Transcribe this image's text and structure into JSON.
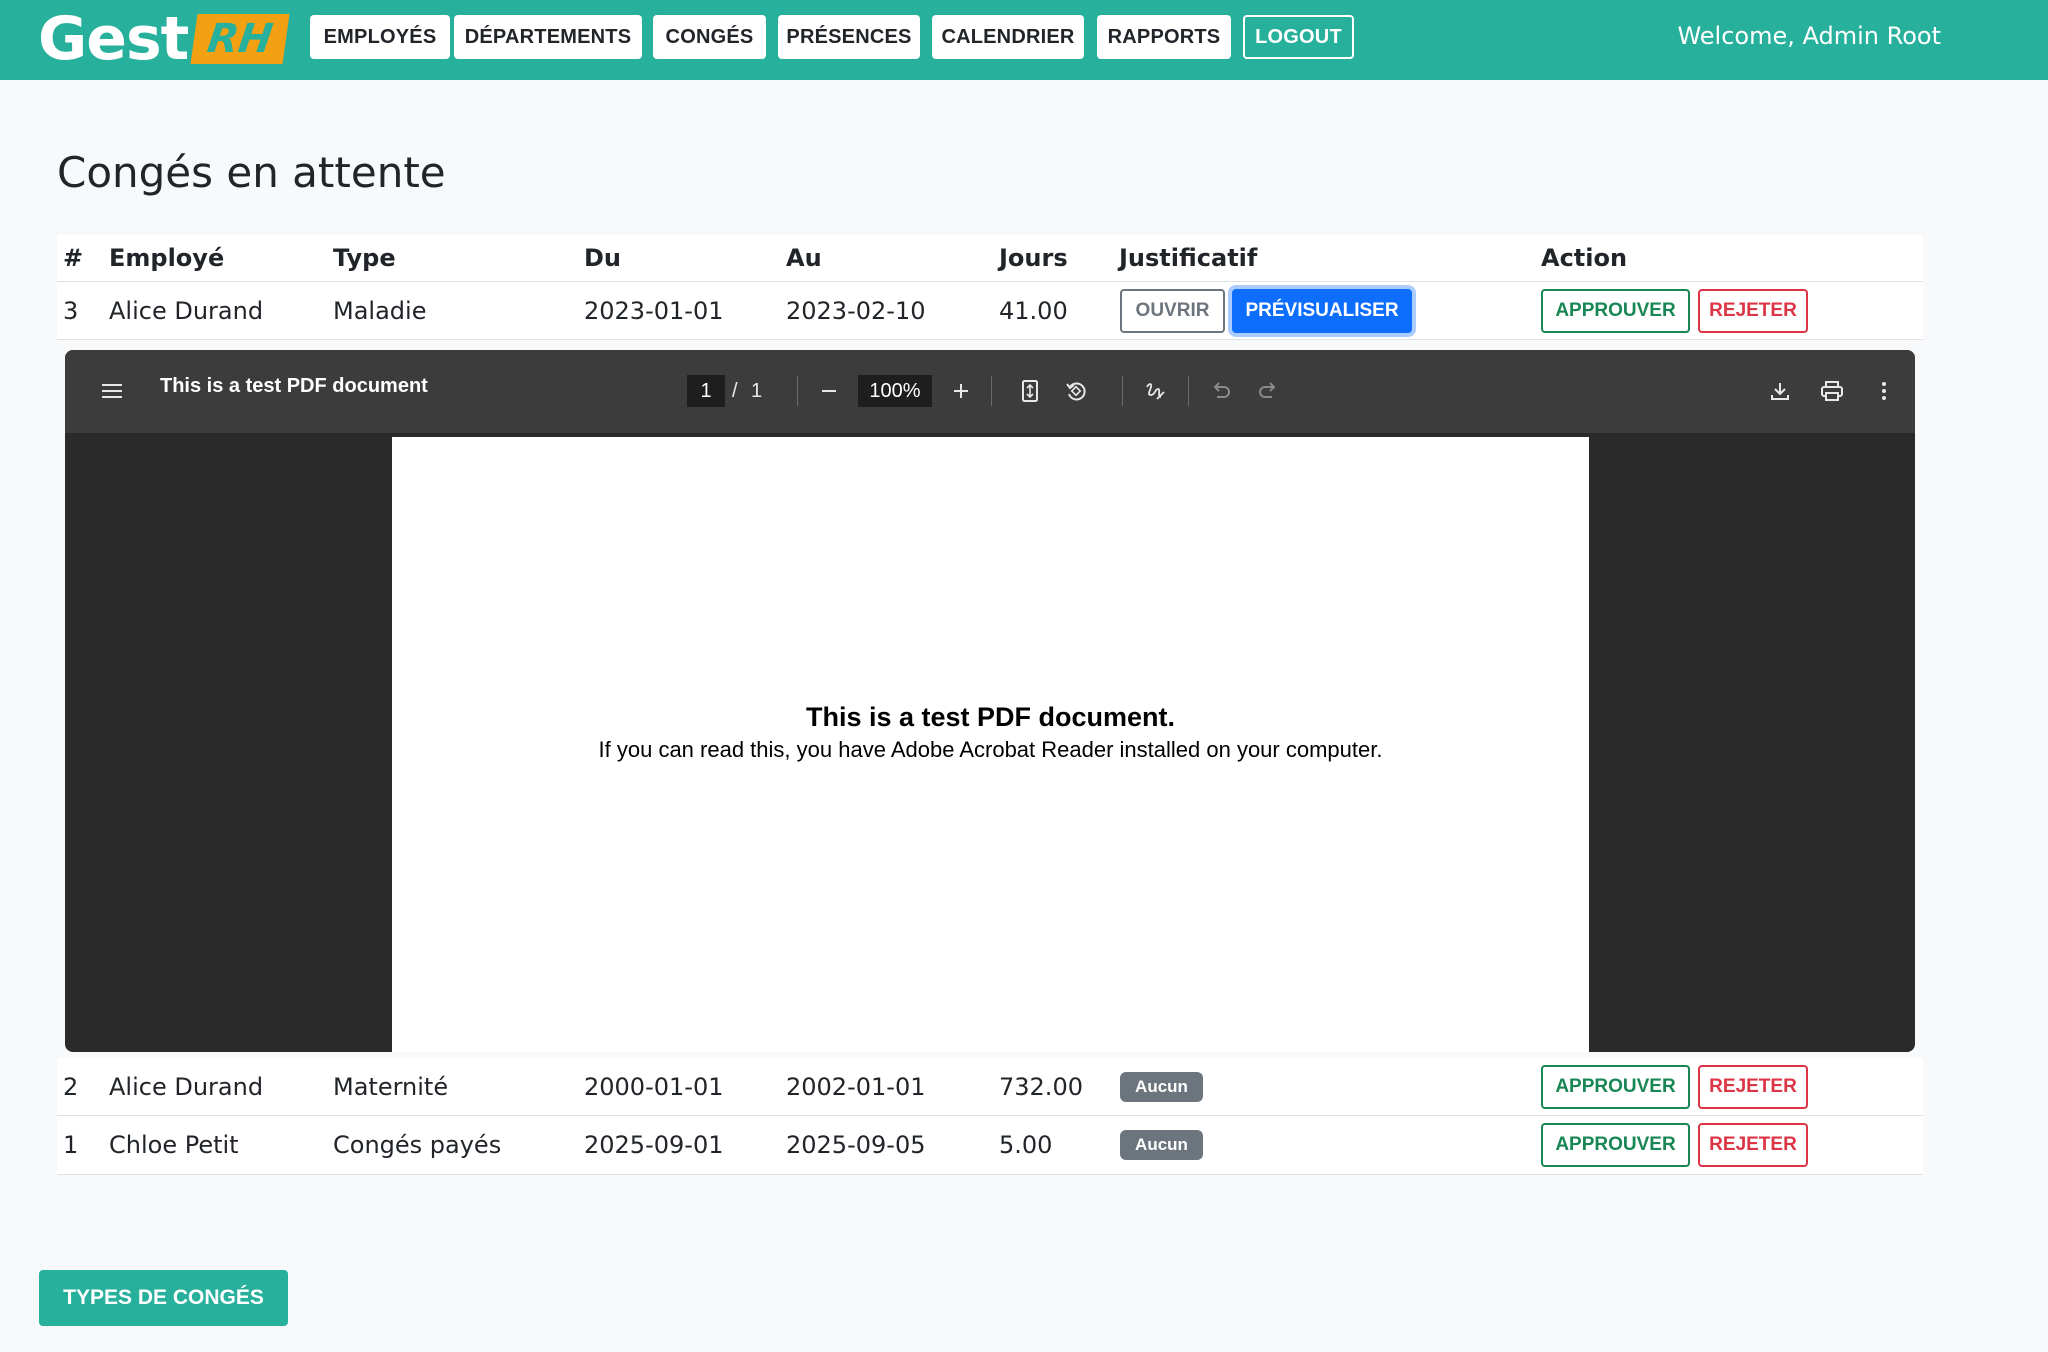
{
  "navbar": {
    "logo_main": "Gest",
    "logo_accent": "RH",
    "items": [
      {
        "label": "EMPLOYÉS"
      },
      {
        "label": "DÉPARTEMENTS"
      },
      {
        "label": "CONGÉS"
      },
      {
        "label": "PRÉSENCES"
      },
      {
        "label": "CALENDRIER"
      },
      {
        "label": "RAPPORTS"
      }
    ],
    "logout_label": "LOGOUT",
    "welcome": "Welcome, Admin Root"
  },
  "page": {
    "title": "Congés en attente"
  },
  "table": {
    "headers": [
      "#",
      "Employé",
      "Type",
      "Du",
      "Au",
      "Jours",
      "Justificatif",
      "Action"
    ],
    "rows": [
      {
        "id": "3",
        "employee": "Alice Durand",
        "type": "Maladie",
        "from": "2023-01-01",
        "to": "2023-02-10",
        "days": "41.00",
        "justif_open": "OUVRIR",
        "justif_preview": "PRÉVISUALISER",
        "approve": "APPROUVER",
        "reject": "REJETER"
      },
      {
        "id": "2",
        "employee": "Alice Durand",
        "type": "Maternité",
        "from": "2000-01-01",
        "to": "2002-01-01",
        "days": "732.00",
        "justif_badge": "Aucun",
        "approve": "APPROUVER",
        "reject": "REJETER"
      },
      {
        "id": "1",
        "employee": "Chloe Petit",
        "type": "Congés payés",
        "from": "2025-09-01",
        "to": "2025-09-05",
        "days": "5.00",
        "justif_badge": "Aucun",
        "approve": "APPROUVER",
        "reject": "REJETER"
      }
    ]
  },
  "pdf_viewer": {
    "title": "This is a test PDF document",
    "page_current": "1",
    "page_separator": "/",
    "page_total": "1",
    "zoom": "100%",
    "doc_heading": "This is a test PDF document.",
    "doc_text": "If you can read this, you have Adobe Acrobat Reader installed on your computer.",
    "icons": [
      "menu-icon",
      "zoom-out-icon",
      "zoom-in-icon",
      "fit-page-icon",
      "rotate-icon",
      "annotate-icon",
      "undo-icon",
      "redo-icon",
      "download-icon",
      "print-icon",
      "more-options-icon"
    ]
  },
  "footer": {
    "types_button": "TYPES DE CONGÉS"
  },
  "colors": {
    "brand": "#27b09b",
    "accent": "#f3a012",
    "primary": "#0d6efd",
    "success": "#198754",
    "danger": "#dc3545",
    "secondary": "#6c757d"
  }
}
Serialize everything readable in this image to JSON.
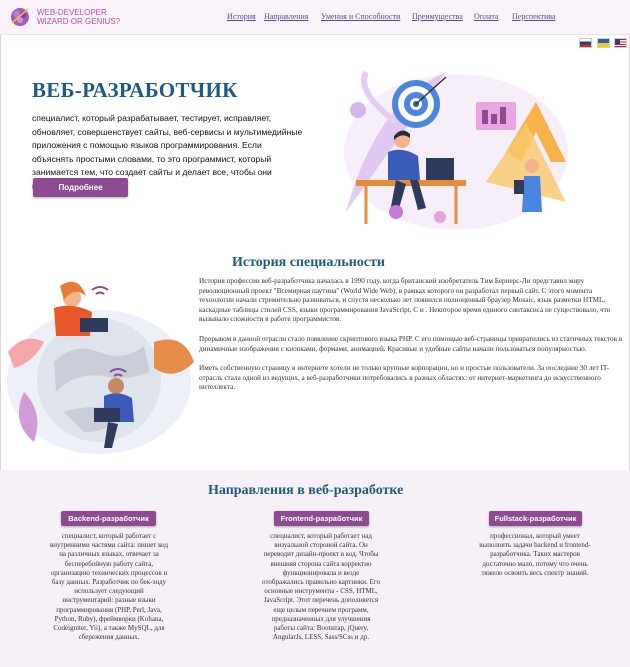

**INSTRUCTIONS FOR THE TASK**
Your task is to pick out every line with the string "from" and copy it.

**SOLUTION FOR THIS PROBLEM**
        "from": "2023-01-01",
        "from": "2000-01-01",
        "from": "2025-09-01",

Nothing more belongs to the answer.